*Challenge*: Copy out each line of the material below that holds the string "Hinflüge".

*Stored dataset items*:
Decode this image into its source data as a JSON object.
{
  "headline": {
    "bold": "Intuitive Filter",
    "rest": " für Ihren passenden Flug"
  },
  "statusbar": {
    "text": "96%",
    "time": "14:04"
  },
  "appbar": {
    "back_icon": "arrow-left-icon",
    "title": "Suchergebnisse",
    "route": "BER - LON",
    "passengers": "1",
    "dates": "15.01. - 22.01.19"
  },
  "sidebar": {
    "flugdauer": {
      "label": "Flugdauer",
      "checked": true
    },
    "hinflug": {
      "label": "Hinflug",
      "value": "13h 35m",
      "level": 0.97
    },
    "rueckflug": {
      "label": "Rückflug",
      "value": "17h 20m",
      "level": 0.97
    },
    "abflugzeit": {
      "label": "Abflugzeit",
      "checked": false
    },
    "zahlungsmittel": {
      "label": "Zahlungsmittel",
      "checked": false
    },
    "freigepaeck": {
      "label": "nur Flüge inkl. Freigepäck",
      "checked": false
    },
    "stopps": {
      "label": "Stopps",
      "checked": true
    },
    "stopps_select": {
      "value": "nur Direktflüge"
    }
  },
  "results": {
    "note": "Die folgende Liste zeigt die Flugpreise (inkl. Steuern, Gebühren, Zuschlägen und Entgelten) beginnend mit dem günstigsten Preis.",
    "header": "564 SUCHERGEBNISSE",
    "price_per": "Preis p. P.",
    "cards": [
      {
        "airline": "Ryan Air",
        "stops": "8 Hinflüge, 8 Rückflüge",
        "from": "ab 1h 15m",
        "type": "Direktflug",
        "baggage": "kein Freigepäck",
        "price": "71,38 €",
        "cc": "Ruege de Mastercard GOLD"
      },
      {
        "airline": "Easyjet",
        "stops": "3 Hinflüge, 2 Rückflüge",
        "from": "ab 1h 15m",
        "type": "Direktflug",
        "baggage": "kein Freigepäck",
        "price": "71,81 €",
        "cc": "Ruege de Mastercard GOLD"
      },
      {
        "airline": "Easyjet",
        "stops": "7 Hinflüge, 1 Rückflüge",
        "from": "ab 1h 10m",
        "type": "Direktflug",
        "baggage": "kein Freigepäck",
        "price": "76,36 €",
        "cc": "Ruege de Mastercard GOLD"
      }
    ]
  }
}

*Answer to the problem*:
        "stops": "8 Hinflüge, 8 Rückflüge",
        "stops": "3 Hinflüge, 2 Rückflüge",
        "stops": "7 Hinflüge, 1 Rückflüge",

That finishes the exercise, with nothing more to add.